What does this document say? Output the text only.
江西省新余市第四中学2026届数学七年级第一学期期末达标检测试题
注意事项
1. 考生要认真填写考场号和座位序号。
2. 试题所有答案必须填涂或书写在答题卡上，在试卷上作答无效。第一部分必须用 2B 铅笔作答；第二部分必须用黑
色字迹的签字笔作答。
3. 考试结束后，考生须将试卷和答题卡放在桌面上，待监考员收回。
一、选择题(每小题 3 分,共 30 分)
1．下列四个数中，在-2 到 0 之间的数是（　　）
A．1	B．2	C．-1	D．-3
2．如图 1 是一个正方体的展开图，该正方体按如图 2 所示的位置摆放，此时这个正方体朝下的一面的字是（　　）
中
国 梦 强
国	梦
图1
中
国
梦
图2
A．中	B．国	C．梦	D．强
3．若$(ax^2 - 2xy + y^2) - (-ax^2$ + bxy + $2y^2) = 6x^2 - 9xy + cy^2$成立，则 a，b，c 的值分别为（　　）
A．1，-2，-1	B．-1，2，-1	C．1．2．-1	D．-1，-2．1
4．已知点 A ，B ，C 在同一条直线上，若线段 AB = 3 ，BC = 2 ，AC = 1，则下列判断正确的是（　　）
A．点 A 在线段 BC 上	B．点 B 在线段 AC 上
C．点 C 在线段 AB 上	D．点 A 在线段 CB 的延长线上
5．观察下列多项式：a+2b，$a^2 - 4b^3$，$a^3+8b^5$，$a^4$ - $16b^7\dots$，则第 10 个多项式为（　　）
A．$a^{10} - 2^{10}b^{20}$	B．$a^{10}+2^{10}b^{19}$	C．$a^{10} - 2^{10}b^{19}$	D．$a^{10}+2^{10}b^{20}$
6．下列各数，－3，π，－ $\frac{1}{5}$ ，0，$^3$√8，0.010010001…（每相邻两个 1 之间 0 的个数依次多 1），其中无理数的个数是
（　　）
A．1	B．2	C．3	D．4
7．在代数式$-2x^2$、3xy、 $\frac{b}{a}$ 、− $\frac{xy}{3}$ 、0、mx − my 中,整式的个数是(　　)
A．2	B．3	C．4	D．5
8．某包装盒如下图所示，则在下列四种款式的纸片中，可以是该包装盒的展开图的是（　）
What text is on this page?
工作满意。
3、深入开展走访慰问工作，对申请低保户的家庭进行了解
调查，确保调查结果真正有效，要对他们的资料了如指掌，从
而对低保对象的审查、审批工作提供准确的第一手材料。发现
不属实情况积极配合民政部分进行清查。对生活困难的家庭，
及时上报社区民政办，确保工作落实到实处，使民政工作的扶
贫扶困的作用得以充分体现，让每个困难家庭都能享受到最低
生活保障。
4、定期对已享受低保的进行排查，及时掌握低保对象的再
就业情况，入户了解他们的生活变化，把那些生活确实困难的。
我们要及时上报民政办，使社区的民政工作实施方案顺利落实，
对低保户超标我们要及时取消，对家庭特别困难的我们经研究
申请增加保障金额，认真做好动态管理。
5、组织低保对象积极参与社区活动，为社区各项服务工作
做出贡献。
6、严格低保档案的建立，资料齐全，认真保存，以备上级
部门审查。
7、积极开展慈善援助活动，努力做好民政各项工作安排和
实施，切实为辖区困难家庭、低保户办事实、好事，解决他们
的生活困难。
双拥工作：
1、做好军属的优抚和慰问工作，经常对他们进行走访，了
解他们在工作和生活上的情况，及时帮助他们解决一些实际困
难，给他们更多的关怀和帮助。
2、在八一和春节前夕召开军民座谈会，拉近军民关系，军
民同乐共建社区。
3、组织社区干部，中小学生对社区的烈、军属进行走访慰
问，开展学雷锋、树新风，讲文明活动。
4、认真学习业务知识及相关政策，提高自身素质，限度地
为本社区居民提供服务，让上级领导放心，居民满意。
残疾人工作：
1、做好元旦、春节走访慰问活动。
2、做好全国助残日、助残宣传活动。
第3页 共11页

------------------------

Directions
Write out the full set of records exactly as given.

Exercise solution
What does this document say? Output the text only.
江西省新余市第四中学2026届数学七年级第一学期期末达标检测试题
注意事项
1. 考生要认真填写考场号和座位序号。
2. 试题所有答案必须填涂或书写在答题卡上，在试卷上作答无效。第一部分必须用 2B 铅笔作答；第二部分必须用黑
色字迹的签字笔作答。
3. 考试结束后，考生须将试卷和答题卡放在桌面上，待监考员收回。
一、选择题(每小题 3 分,共 30 分)
1．下列四个数中，在-2 到 0 之间的数是（　　）
A．1	B．2	C．-1	D．-3
2．如图 1 是一个正方体的展开图，该正方体按如图 2 所示的位置摆放，此时这个正方体朝下的一面的字是（　　）
中
国 梦 强
国	梦
图1
中
国
梦
图2
A．中	B．国	C．梦	D．强
3．若$(ax^2 - 2xy + y^2) - (-ax^2$ + bxy + $2y^2) = 6x^2 - 9xy + cy^2$成立，则 a，b，c 的值分别为（　　）
A．1，-2，-1	B．-1，2，-1	C．1．2．-1	D．-1，-2．1
4．已知点 A ，B ，C 在同一条直线上，若线段 AB = 3 ，BC = 2 ，AC = 1，则下列判断正确的是（　　）
A．点 A 在线段 BC 上	B．点 B 在线段 AC 上
C．点 C 在线段 AB 上	D．点 A 在线段 CB 的延长线上
5．观察下列多项式：a+2b，$a^2 - 4b^3$，$a^3+8b^5$，$a^4$ - $16b^7\dots$，则第 10 个多项式为（　　）
A．$a^{10} - 2^{10}b^{20}$	B．$a^{10}+2^{10}b^{19}$	C．$a^{10} - 2^{10}b^{19}$	D．$a^{10}+2^{10}b^{20}$
6．下列各数，－3，π，－ $\frac{1}{5}$ ，0，$^3$√8，0.010010001…（每相邻两个 1 之间 0 的个数依次多 1），其中无理数的个数是
（　　）
A．1	B．2	C．3	D．4
7．在代数式$-2x^2$、3xy、 $\frac{b}{a}$ 、− $\frac{xy}{3}$ 、0、mx − my 中,整式的个数是(　　)
A．2	B．3	C．4	D．5
8．某包装盒如下图所示，则在下列四种款式的纸片中，可以是该包装盒的展开图的是（　）
What text is on this page?
工作满意。
3、深入开展走访慰问工作，对申请低保户的家庭进行了解
调查，确保调查结果真正有效，要对他们的资料了如指掌，从
而对低保对象的审查、审批工作提供准确的第一手材料。发现
不属实情况积极配合民政部分进行清查。对生活困难的家庭，
及时上报社区民政办，确保工作落实到实处，使民政工作的扶
贫扶困的作用得以充分体现，让每个困难家庭都能享受到最低
生活保障。
4、定期对已享受低保的进行排查，及时掌握低保对象的再
就业情况，入户了解他们的生活变化，把那些生活确实困难的。
我们要及时上报民政办，使社区的民政工作实施方案顺利落实，
对低保户超标我们要及时取消，对家庭特别困难的我们经研究
申请增加保障金额，认真做好动态管理。
5、组织低保对象积极参与社区活动，为社区各项服务工作
做出贡献。
6、严格低保档案的建立，资料齐全，认真保存，以备上级
部门审查。
7、积极开展慈善援助活动，努力做好民政各项工作安排和
实施，切实为辖区困难家庭、低保户办事实、好事，解决他们
的生活困难。
双拥工作：
1、做好军属的优抚和慰问工作，经常对他们进行走访，了
解他们在工作和生活上的情况，及时帮助他们解决一些实际困
难，给他们更多的关怀和帮助。
2、在八一和春节前夕召开军民座谈会，拉近军民关系，军
民同乐共建社区。
3、组织社区干部，中小学生对社区的烈、军属进行走访慰
问，开展学雷锋、树新风，讲文明活动。
4、认真学习业务知识及相关政策，提高自身素质，限度地
为本社区居民提供服务，让上级领导放心，居民满意。
残疾人工作：
1、做好元旦、春节走访慰问活动。
2、做好全国助残日、助残宣传活动。
第3页 共11页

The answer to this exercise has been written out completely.